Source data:
* START *
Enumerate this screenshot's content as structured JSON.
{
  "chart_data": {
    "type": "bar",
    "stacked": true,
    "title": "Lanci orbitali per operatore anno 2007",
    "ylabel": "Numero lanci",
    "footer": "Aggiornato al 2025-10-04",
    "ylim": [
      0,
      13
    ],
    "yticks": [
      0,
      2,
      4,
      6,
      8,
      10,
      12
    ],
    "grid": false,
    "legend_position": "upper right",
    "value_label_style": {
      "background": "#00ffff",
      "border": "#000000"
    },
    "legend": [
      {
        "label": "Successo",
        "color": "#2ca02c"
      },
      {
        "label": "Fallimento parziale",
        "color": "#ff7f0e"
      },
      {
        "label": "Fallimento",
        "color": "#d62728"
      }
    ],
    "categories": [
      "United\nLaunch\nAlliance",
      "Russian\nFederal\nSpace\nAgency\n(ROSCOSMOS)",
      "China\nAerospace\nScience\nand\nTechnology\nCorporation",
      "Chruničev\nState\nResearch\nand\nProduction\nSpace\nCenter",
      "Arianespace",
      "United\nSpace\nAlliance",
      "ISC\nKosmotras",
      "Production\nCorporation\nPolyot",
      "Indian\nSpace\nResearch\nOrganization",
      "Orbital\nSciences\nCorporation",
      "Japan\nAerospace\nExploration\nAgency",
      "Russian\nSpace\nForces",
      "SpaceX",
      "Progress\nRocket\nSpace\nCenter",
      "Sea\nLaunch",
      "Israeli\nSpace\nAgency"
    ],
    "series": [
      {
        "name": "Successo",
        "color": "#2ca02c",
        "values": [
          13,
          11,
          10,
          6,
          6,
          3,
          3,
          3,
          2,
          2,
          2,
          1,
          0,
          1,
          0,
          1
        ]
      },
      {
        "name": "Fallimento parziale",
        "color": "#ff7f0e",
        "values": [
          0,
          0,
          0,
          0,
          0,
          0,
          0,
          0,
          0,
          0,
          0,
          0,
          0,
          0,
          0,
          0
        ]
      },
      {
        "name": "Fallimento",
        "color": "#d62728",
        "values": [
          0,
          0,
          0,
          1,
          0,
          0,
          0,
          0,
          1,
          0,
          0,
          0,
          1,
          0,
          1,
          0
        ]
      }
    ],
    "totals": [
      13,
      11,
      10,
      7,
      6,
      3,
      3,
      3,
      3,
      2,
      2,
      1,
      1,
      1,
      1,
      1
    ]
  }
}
* END *
**WHAT YOU HAVE TO DO**: Print the listing above in its entirety, with every line exact.

**EXERCISE ANSWER**:
Enumerate this screenshot's content as structured JSON.
{
  "chart_data": {
    "type": "bar",
    "stacked": true,
    "title": "Lanci orbitali per operatore anno 2007",
    "ylabel": "Numero lanci",
    "footer": "Aggiornato al 2025-10-04",
    "ylim": [
      0,
      13
    ],
    "yticks": [
      0,
      2,
      4,
      6,
      8,
      10,
      12
    ],
    "grid": false,
    "legend_position": "upper right",
    "value_label_style": {
      "background": "#00ffff",
      "border": "#000000"
    },
    "legend": [
      {
        "label": "Successo",
        "color": "#2ca02c"
      },
      {
        "label": "Fallimento parziale",
        "color": "#ff7f0e"
      },
      {
        "label": "Fallimento",
        "color": "#d62728"
      }
    ],
    "categories": [
      "United\nLaunch\nAlliance",
      "Russian\nFederal\nSpace\nAgency\n(ROSCOSMOS)",
      "China\nAerospace\nScience\nand\nTechnology\nCorporation",
      "Chruničev\nState\nResearch\nand\nProduction\nSpace\nCenter",
      "Arianespace",
      "United\nSpace\nAlliance",
      "ISC\nKosmotras",
      "Production\nCorporation\nPolyot",
      "Indian\nSpace\nResearch\nOrganization",
      "Orbital\nSciences\nCorporation",
      "Japan\nAerospace\nExploration\nAgency",
      "Russian\nSpace\nForces",
      "SpaceX",
      "Progress\nRocket\nSpace\nCenter",
      "Sea\nLaunch",
      "Israeli\nSpace\nAgency"
    ],
    "series": [
      {
        "name": "Successo",
        "color": "#2ca02c",
        "values": [
          13,
          11,
          10,
          6,
          6,
          3,
          3,
          3,
          2,
          2,
          2,
          1,
          0,
          1,
          0,
          1
        ]
      },
      {
        "name": "Fallimento parziale",
        "color": "#ff7f0e",
        "values": [
          0,
          0,
          0,
          0,
          0,
          0,
          0,
          0,
          0,
          0,
          0,
          0,
          0,
          0,
          0,
          0
        ]
      },
      {
        "name": "Fallimento",
        "color": "#d62728",
        "values": [
          0,
          0,
          0,
          1,
          0,
          0,
          0,
          0,
          1,
          0,
          0,
          0,
          1,
          0,
          1,
          0
        ]
      }
    ],
    "totals": [
      13,
      11,
      10,
      7,
      6,
      3,
      3,
      3,
      3,
      2,
      2,
      1,
      1,
      1,
      1,
      1
    ]
  }
}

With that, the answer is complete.